> **Short exercise**
Skip the pictures and quote all of the lines exactly.

> **Records supplied**
============================================================

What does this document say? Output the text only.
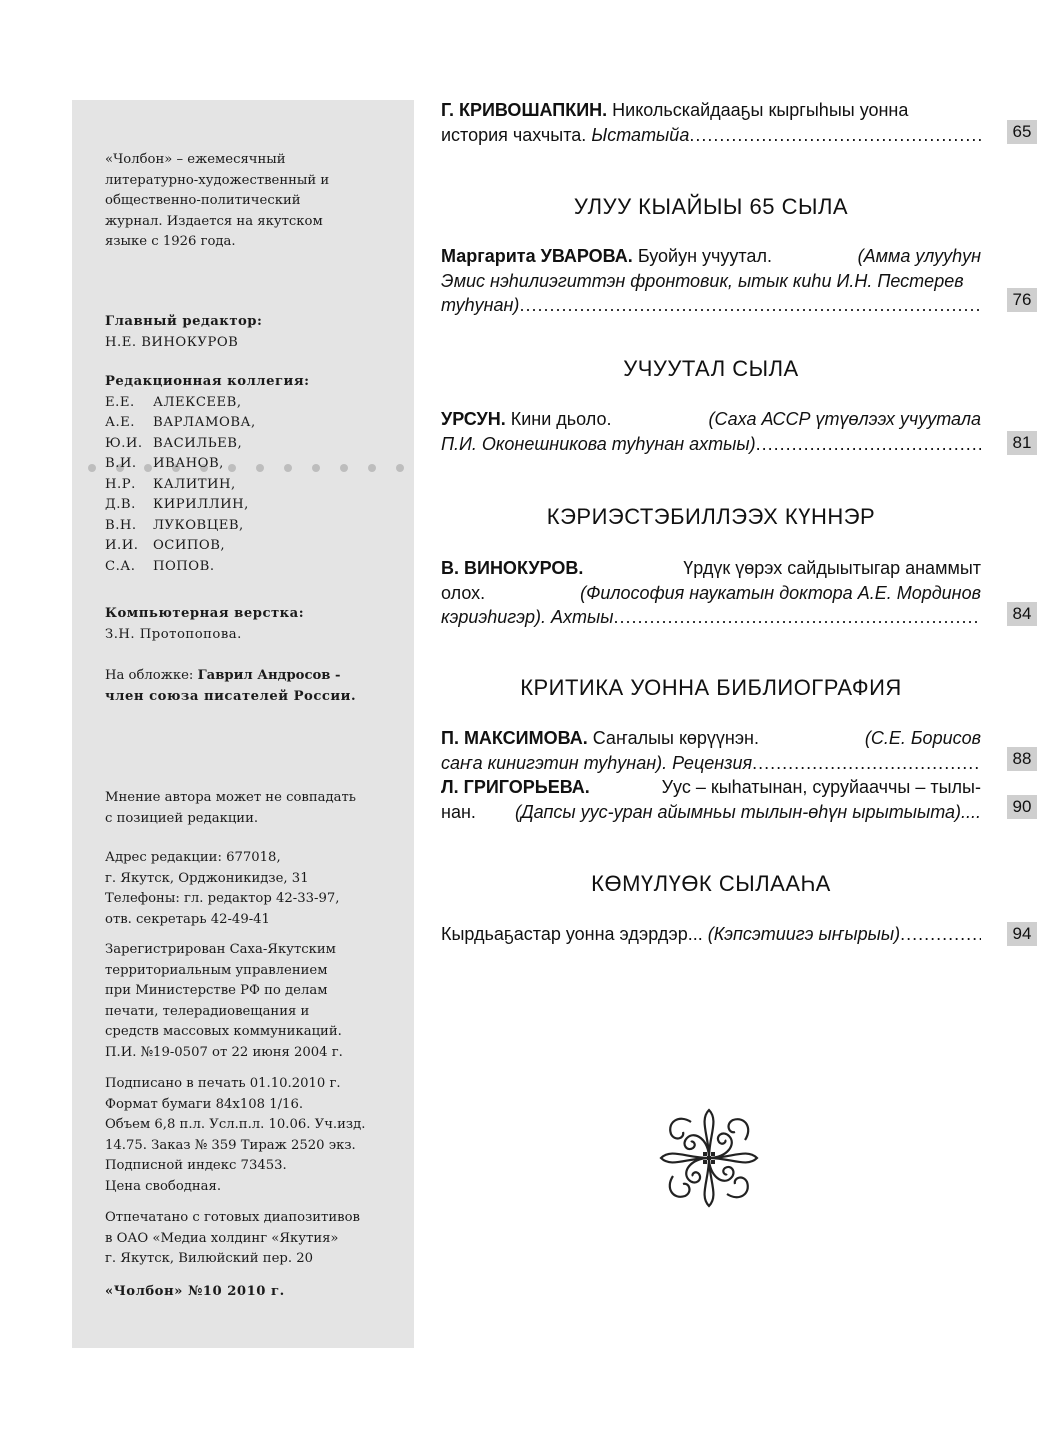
«Чолбон» – ежемесячный

литературно-художественный и

общественно-политический

журнал. Издается на якутском

языке с 1926 года.

Главный редактор:

Н.Е. ВИНОКУРОВ

Редакционная коллегия:

Е.Е.	АЛЕКСЕЕВ,
А.Е.	ВАРЛАМОВА,
Ю.И. ВАСИЛЬЕВ,
В.И.	ИВАНОВ,
Н.Р.	КАЛИТИН,
Д.В.	КИРИЛЛИН,
В.Н.	ЛУКОВЦЕВ,
И.И.	ОСИПОВ,
С.А.	ПОПОВ.

Компьютерная верстка:

З.Н. Протопопова.

На обложке: Гаврил Андросов -

член союза писателей России.

Мнение автора может не совпадать

с позицией редакции.

Адрес редакции: 677018,

г. Якутск, Орджоникидзе, 31

Телефоны: гл. редактор 42-33-97,

отв. секретарь 42-49-41

Зарегистрирован Саха-Якутским

территориальным управлением

при Министерстве РФ по делам

печати, телерадиовещания и

средств массовых коммуникаций.

П.И. №19-0507 от 22 июня 2004 г.

Подписано в печать 01.10.2010 г.

Формат бумаги 84x108 1/16.

Объем 6,8 п.л. Усл.п.л. 10.06. Уч.изд.

14.75. Заказ № 359 Тираж 2520 экз.

Подписной индекс 73453.

Цена свободная.

Отпечатано с готовых диапозитивов

в ОАО «Медиа холдинг «Якутия»

г. Якутск, Вилюйский пер. 20

«Чолбон» №10 2010 г.

Г. КРИВОШАПКИН. Никольскайдааҕы кыргыһыы уонна
история чахчыта.
Ыстатыйа .....	65
УЛУУ КЫАЙЫЫ 65 СЫЛА
Маргарита УВАРОВА.
Буойун учуутал.
	(Амма улууһун
Эмис нэһилиэгиттэн фронтовик, ытык киһи И.Н. Пестерев
туһунан) .....	76
УЧУУТАЛ СЫЛА
УРСУН.
Кини дьоло.
	(Саха АССР үтүөлээх учуутала
П.И. Оконешникова туһунан ахтыы) .....	81
КЭРИЭСТЭБИЛЛЭЭХ КҮННЭР
В. ВИНОКУРОВ.
	Үрдүк үөрэх сайдыытыгар анаммыт
олох.
	(Философия наукатын доктора А.Е. Мординов
кэриэһигэр). Ахтыы .....	84
КРИТИКА УОННА БИБЛИОГРАФИЯ
П. МАКСИМОВА.
Саҥалыы көрүүнэн.
	(С.Е. Борисов
саҥа кинигэтин туһунан). Рецензия .....	88
Л. ГРИГОРЬЕВА.
	Уус – кыһатынан, суруйааччы – тылы-
нан.
(Дапсы уус-уран айымньы тылын-өһүн ырытыыта)....	90
КӨМҮЛҮӨК СЫЛААҺА
Кырдьаҕастар уонна эдэрдэр...
(Кэпсэтиигэ ыҥырыы) .....	94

============================================================

> **Exercise output**
What does this document say? Output the text only.
«Чолбон» – ежемесячный

литературно-художественный и

общественно-политический

журнал. Издается на якутском

языке с 1926 года.

Главный редактор:

Н.Е. ВИНОКУРОВ

Редакционная коллегия:

Е.Е.	АЛЕКСЕЕВ,
А.Е.	ВАРЛАМОВА,
Ю.И. ВАСИЛЬЕВ,
В.И.	ИВАНОВ,
Н.Р.	КАЛИТИН,
Д.В.	КИРИЛЛИН,
В.Н.	ЛУКОВЦЕВ,
И.И.	ОСИПОВ,
С.А.	ПОПОВ.

Компьютерная верстка:

З.Н. Протопопова.

На обложке: Гаврил Андросов -

член союза писателей России.

Мнение автора может не совпадать

с позицией редакции.

Адрес редакции: 677018,

г. Якутск, Орджоникидзе, 31

Телефоны: гл. редактор 42-33-97,

отв. секретарь 42-49-41

Зарегистрирован Саха-Якутским

территориальным управлением

при Министерстве РФ по делам

печати, телерадиовещания и

средств массовых коммуникаций.

П.И. №19-0507 от 22 июня 2004 г.

Подписано в печать 01.10.2010 г.

Формат бумаги 84x108 1/16.

Объем 6,8 п.л. Усл.п.л. 10.06. Уч.изд.

14.75. Заказ № 359 Тираж 2520 экз.

Подписной индекс 73453.

Цена свободная.

Отпечатано с готовых диапозитивов

в ОАО «Медиа холдинг «Якутия»

г. Якутск, Вилюйский пер. 20

«Чолбон» №10 2010 г.

Г. КРИВОШАПКИН. Никольскайдааҕы кыргыһыы уонна
история чахчыта.
Ыстатыйа .....	65
УЛУУ КЫАЙЫЫ 65 СЫЛА
Маргарита УВАРОВА.
Буойун учуутал.
	(Амма улууһун
Эмис нэһилиэгиттэн фронтовик, ытык киһи И.Н. Пестерев
туһунан) .....	76
УЧУУТАЛ СЫЛА
УРСУН.
Кини дьоло.
	(Саха АССР үтүөлээх учуутала
П.И. Оконешникова туһунан ахтыы) .....	81
КЭРИЭСТЭБИЛЛЭЭХ КҮННЭР
В. ВИНОКУРОВ.
	Үрдүк үөрэх сайдыытыгар анаммыт
олох.
	(Философия наукатын доктора А.Е. Мординов
кэриэһигэр). Ахтыы .....	84
КРИТИКА УОННА БИБЛИОГРАФИЯ
П. МАКСИМОВА.
Саҥалыы көрүүнэн.
	(С.Е. Борисов
саҥа кинигэтин туһунан). Рецензия .....	88
Л. ГРИГОРЬЕВА.
	Уус – кыһатынан, суруйааччы – тылы-
нан.
(Дапсы уус-уран айымньы тылын-өһүн ырытыыта)....	90
КӨМҮЛҮӨК СЫЛААҺА
Кырдьаҕастар уонна эдэрдэр...
(Кэпсэтиигэ ыҥырыы) .....	94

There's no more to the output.